§ **DATA LINES**
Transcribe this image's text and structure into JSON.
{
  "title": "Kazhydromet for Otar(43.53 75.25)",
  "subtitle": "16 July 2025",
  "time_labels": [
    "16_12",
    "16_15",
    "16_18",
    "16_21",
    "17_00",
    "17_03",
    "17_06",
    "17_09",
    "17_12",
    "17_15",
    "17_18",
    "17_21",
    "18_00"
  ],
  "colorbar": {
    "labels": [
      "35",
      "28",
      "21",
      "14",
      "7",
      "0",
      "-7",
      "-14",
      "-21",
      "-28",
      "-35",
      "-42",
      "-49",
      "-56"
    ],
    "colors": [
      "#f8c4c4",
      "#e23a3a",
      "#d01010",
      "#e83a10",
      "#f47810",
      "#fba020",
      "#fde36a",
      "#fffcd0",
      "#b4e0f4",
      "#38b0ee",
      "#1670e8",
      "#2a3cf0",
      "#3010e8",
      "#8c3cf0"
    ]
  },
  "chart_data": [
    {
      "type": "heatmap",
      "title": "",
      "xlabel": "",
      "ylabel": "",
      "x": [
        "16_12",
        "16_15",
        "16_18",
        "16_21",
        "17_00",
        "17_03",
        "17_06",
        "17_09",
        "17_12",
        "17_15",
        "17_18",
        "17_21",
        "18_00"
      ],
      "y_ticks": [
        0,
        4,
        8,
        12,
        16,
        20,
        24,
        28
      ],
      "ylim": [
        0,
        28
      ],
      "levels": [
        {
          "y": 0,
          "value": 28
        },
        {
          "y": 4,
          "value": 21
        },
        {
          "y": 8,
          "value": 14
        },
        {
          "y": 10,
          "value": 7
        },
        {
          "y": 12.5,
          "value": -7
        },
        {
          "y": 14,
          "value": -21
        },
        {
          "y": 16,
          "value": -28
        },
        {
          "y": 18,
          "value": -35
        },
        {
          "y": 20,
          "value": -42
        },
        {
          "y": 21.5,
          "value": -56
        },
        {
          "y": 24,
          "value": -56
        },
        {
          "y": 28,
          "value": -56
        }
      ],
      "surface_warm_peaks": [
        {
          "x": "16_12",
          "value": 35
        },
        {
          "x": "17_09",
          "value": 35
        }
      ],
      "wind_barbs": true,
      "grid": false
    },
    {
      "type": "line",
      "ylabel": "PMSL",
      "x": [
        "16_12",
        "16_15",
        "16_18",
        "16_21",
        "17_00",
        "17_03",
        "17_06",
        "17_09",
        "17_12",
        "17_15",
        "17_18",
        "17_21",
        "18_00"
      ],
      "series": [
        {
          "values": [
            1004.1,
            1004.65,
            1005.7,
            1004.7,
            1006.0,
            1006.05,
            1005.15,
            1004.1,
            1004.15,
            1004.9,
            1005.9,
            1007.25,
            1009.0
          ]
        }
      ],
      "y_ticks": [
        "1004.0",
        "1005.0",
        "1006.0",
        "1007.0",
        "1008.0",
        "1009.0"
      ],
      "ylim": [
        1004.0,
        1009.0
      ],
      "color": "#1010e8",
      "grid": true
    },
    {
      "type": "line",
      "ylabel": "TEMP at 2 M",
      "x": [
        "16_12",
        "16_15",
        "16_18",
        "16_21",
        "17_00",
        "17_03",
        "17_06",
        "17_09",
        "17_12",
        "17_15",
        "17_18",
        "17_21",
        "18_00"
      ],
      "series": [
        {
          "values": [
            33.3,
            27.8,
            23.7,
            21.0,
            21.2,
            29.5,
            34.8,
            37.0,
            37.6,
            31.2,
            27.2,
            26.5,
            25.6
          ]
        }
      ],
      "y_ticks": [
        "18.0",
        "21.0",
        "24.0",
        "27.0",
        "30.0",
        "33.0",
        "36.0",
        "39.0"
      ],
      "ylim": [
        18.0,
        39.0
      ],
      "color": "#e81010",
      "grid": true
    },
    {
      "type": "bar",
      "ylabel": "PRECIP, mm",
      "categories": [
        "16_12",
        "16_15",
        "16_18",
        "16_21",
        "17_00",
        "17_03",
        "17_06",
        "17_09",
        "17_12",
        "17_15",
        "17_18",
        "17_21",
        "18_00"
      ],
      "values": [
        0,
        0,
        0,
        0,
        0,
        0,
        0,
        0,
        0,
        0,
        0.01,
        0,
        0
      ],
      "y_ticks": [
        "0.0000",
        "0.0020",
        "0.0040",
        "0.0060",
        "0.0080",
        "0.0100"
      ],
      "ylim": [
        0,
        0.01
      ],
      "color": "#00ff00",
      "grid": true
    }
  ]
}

--

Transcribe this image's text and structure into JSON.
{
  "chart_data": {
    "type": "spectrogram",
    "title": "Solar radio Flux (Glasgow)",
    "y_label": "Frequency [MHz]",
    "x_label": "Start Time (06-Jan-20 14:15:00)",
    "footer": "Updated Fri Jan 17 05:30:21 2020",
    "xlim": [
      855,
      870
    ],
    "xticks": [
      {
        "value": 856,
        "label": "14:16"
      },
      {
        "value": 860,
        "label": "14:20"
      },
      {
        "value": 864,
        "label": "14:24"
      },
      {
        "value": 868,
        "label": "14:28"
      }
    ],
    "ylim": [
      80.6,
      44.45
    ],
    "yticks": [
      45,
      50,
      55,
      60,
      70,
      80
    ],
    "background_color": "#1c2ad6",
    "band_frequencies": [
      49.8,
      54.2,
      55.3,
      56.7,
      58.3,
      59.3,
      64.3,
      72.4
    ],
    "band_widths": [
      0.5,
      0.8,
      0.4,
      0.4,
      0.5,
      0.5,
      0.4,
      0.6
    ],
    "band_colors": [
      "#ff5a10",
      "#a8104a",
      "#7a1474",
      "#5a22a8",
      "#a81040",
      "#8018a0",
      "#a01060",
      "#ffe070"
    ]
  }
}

§ **EXERCISE DETAILS**
Select every line of the material above holding the word "type" and copy it.

§ **RIGHT ANSWER**
      "type": "heatmap",
      "type": "line",
      "type": "line",
      "type": "bar",
    "type": "spectrogram",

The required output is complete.